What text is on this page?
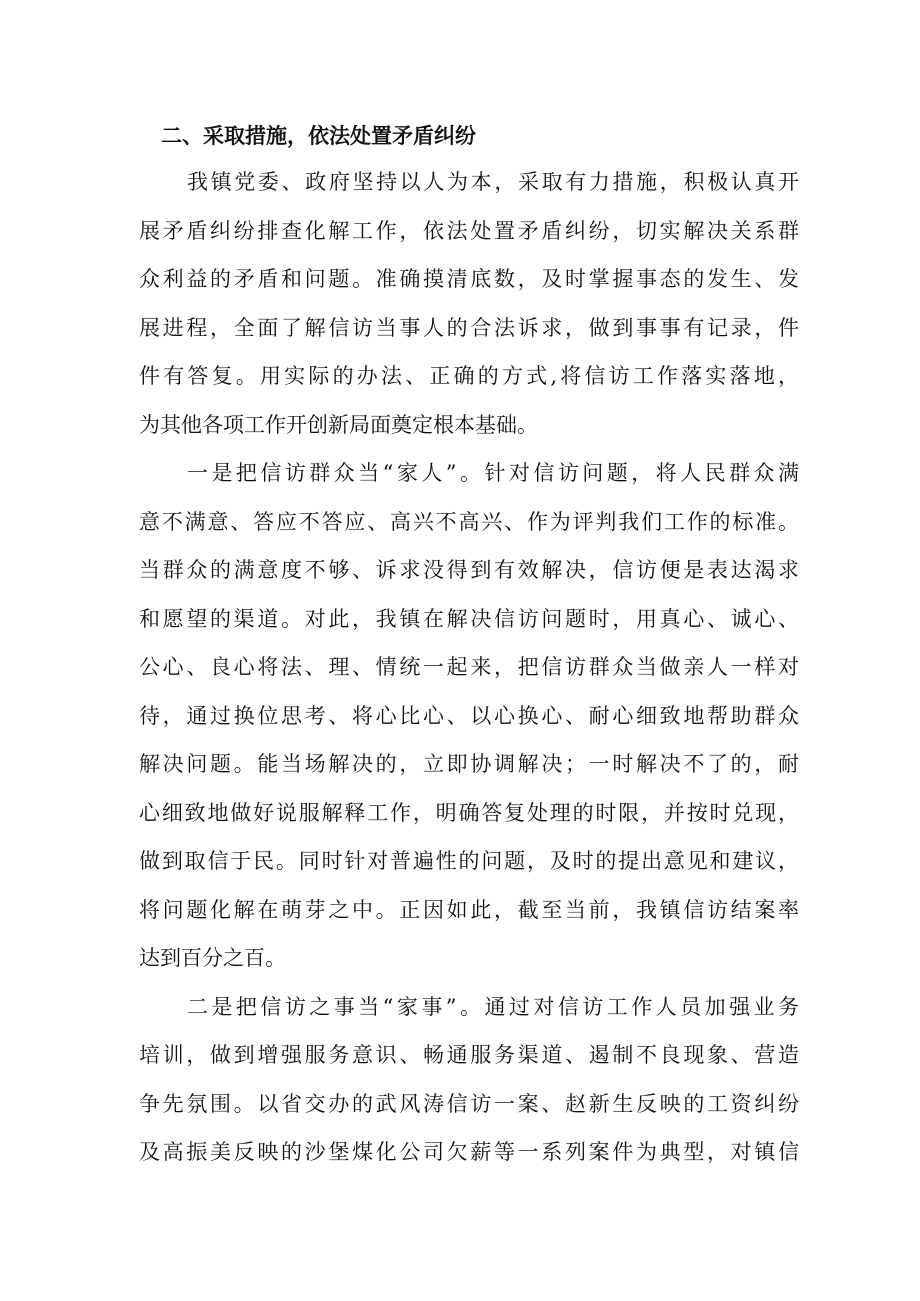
二、采取措施，依法处置矛盾纠纷
我镇党委、政府坚持以人为本，采取有力措施，积极认真开
展矛盾纠纷排查化解工作，依法处置矛盾纠纷，切实解决关系群
众利益的矛盾和问题。准确摸清底数，及时掌握事态的发生、发
展进程，全面了解信访当事人的合法诉求，做到事事有记录，件
件有答复。用实际的办法、正确的方式,将信访工作落实落地，
为其他各项工作开创新局面奠定根本基础。
一是把信访群众当“家人”。针对信访问题，将人民群众满
意不满意、答应不答应、高兴不高兴、作为评判我们工作的标准。
当群众的满意度不够、诉求没得到有效解决，信访便是表达渴求
和愿望的渠道。对此，我镇在解决信访问题时，用真心、诚心、
公心、良心将法、理、情统一起来，把信访群众当做亲人一样对
待，通过换位思考、将心比心、以心换心、耐心细致地帮助群众
解决问题。能当场解决的，立即协调解决；一时解决不了的，耐
心细致地做好说服解释工作，明确答复处理的时限，并按时兑现，
做到取信于民。同时针对普遍性的问题，及时的提出意见和建议，
将问题化解在萌芽之中。正因如此，截至当前，我镇信访结案率
达到百分之百。
二是把信访之事当“家事”。通过对信访工作人员加强业务
培训，做到增强服务意识、畅通服务渠道、遏制不良现象、营造
争先氛围。以省交办的武风涛信访一案、赵新生反映的工资纠纷
及高振美反映的沙堡煤化公司欠薪等一系列案件为典型，对镇信
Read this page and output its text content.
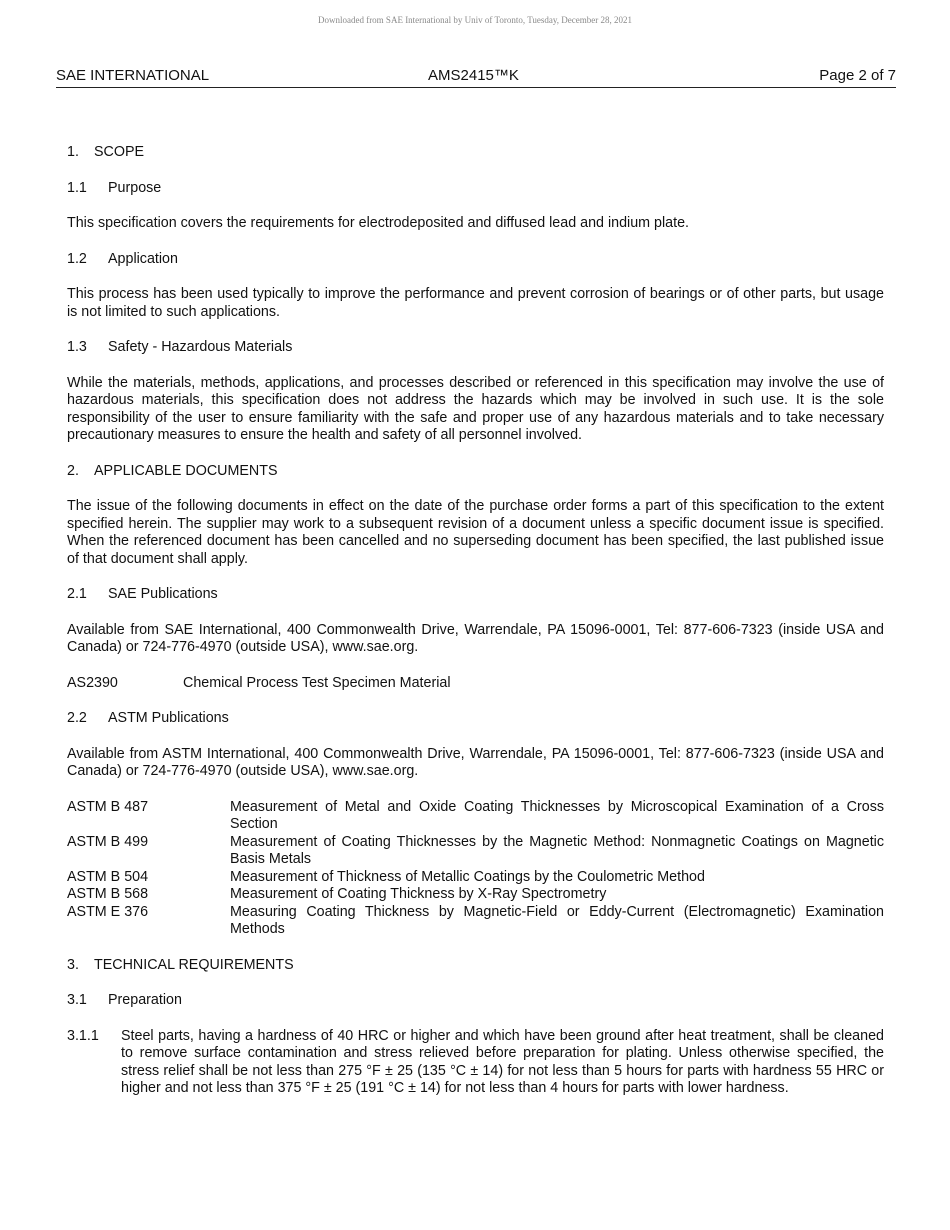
Downloaded from SAE International by Univ of Toronto, Tuesday, December 28, 2021
SAE INTERNATIONAL	AMS2415™K	Page 2 of 7
1. SCOPE
1.1 Purpose

This specification covers the requirements for electrodeposited and diffused lead and indium plate.

1.2 Application

This process has been used typically to improve the performance and prevent corrosion of bearings or of other parts, but usage is not limited to such applications.

1.3 Safety - Hazardous Materials

While the materials, methods, applications, and processes described or referenced in this specification may involve the use of hazardous materials, this specification does not address the hazards which may be involved in such use. It is the sole responsibility of the user to ensure familiarity with the safe and proper use of any hazardous materials and to take necessary precautionary measures to ensure the health and safety of all personnel involved.

2. APPLICABLE DOCUMENTS

The issue of the following documents in effect on the date of the purchase order forms a part of this specification to the extent specified herein. The supplier may work to a subsequent revision of a document unless a specific document issue is specified. When the referenced document has been cancelled and no superseding document has been specified, the last published issue of that document shall apply.

2.1 SAE Publications

Available from SAE International, 400 Commonwealth Drive, Warrendale, PA 15096-0001, Tel: 877-606-7323 (inside USA and Canada) or 724-776-4970 (outside USA), www.sae.org.

AS2390	Chemical Process Test Specimen Material
2.2 ASTM Publications

Available from ASTM International, 400 Commonwealth Drive, Warrendale, PA 15096-0001, Tel: 877-606-7323 (inside USA and Canada) or 724-776-4970 (outside USA), www.sae.org.

ASTM B 487	Measurement of Metal and Oxide Coating Thicknesses by Microscopical Examination of a Cross Section
ASTM B 499	Measurement of Coating Thicknesses by the Magnetic Method: Nonmagnetic Coatings on Magnetic Basis Metals
ASTM B 504	Measurement of Thickness of Metallic Coatings by the Coulometric Method
ASTM B 568	Measurement of Coating Thickness by X-Ray Spectrometry
ASTM E 376	Measuring Coating Thickness by Magnetic-Field or Eddy-Current (Electromagnetic) Examination Methods
3. TECHNICAL REQUIREMENTS
3.1 Preparation
3.1.1	Steel parts, having a hardness of 40 HRC or higher and which have been ground after heat treatment, shall be cleaned to remove surface contamination and stress relieved before preparation for plating. Unless otherwise specified, the stress relief shall be not less than 275 °F ± 25 (135 °C ± 14) for not less than 5 hours for parts with hardness 55 HRC or higher and not less than 375 °F ± 25 (191 °C ± 14) for not less than 4 hours for parts with lower hardness.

*REQUIREMENT:* Reproduce all of the data exactly, omitting each picture it holds.

*REPLY:*
What text is on this page?
二、采取措施，依法处置矛盾纠纷
我镇党委、政府坚持以人为本，采取有力措施，积极认真开
展矛盾纠纷排查化解工作，依法处置矛盾纠纷，切实解决关系群
众利益的矛盾和问题。准确摸清底数，及时掌握事态的发生、发
展进程，全面了解信访当事人的合法诉求，做到事事有记录，件
件有答复。用实际的办法、正确的方式,将信访工作落实落地，
为其他各项工作开创新局面奠定根本基础。
一是把信访群众当“家人”。针对信访问题，将人民群众满
意不满意、答应不答应、高兴不高兴、作为评判我们工作的标准。
当群众的满意度不够、诉求没得到有效解决，信访便是表达渴求
和愿望的渠道。对此，我镇在解决信访问题时，用真心、诚心、
公心、良心将法、理、情统一起来，把信访群众当做亲人一样对
待，通过换位思考、将心比心、以心换心、耐心细致地帮助群众
解决问题。能当场解决的，立即协调解决；一时解决不了的，耐
心细致地做好说服解释工作，明确答复处理的时限，并按时兑现，
做到取信于民。同时针对普遍性的问题，及时的提出意见和建议，
将问题化解在萌芽之中。正因如此，截至当前，我镇信访结案率
达到百分之百。
二是把信访之事当“家事”。通过对信访工作人员加强业务
培训，做到增强服务意识、畅通服务渠道、遏制不良现象、营造
争先氛围。以省交办的武风涛信访一案、赵新生反映的工资纠纷
及高振美反映的沙堡煤化公司欠薪等一系列案件为典型，对镇信
Read this page and output its text content.
Downloaded from SAE International by Univ of Toronto, Tuesday, December 28, 2021
SAE INTERNATIONAL	AMS2415™K	Page 2 of 7
1. SCOPE
1.1 Purpose

This specification covers the requirements for electrodeposited and diffused lead and indium plate.

1.2 Application

This process has been used typically to improve the performance and prevent corrosion of bearings or of other parts, but usage is not limited to such applications.

1.3 Safety - Hazardous Materials

While the materials, methods, applications, and processes described or referenced in this specification may involve the use of hazardous materials, this specification does not address the hazards which may be involved in such use. It is the sole responsibility of the user to ensure familiarity with the safe and proper use of any hazardous materials and to take necessary precautionary measures to ensure the health and safety of all personnel involved.

2. APPLICABLE DOCUMENTS

The issue of the following documents in effect on the date of the purchase order forms a part of this specification to the extent specified herein. The supplier may work to a subsequent revision of a document unless a specific document issue is specified. When the referenced document has been cancelled and no superseding document has been specified, the last published issue of that document shall apply.

2.1 SAE Publications

Available from SAE International, 400 Commonwealth Drive, Warrendale, PA 15096-0001, Tel: 877-606-7323 (inside USA and Canada) or 724-776-4970 (outside USA), www.sae.org.

AS2390	Chemical Process Test Specimen Material
2.2 ASTM Publications

Available from ASTM International, 400 Commonwealth Drive, Warrendale, PA 15096-0001, Tel: 877-606-7323 (inside USA and Canada) or 724-776-4970 (outside USA), www.sae.org.

ASTM B 487	Measurement of Metal and Oxide Coating Thicknesses by Microscopical Examination of a Cross Section
ASTM B 499	Measurement of Coating Thicknesses by the Magnetic Method: Nonmagnetic Coatings on Magnetic Basis Metals
ASTM B 504	Measurement of Thickness of Metallic Coatings by the Coulometric Method
ASTM B 568	Measurement of Coating Thickness by X-Ray Spectrometry
ASTM E 376	Measuring Coating Thickness by Magnetic-Field or Eddy-Current (Electromagnetic) Examination Methods
3. TECHNICAL REQUIREMENTS
3.1 Preparation
3.1.1	Steel parts, having a hardness of 40 HRC or higher and which have been ground after heat treatment, shall be cleaned to remove surface contamination and stress relieved before preparation for plating. Unless otherwise specified, the stress relief shall be not less than 275 °F ± 25 (135 °C ± 14) for not less than 5 hours for parts with hardness 55 HRC or higher and not less than 375 °F ± 25 (191 °C ± 14) for not less than 4 hours for parts with lower hardness.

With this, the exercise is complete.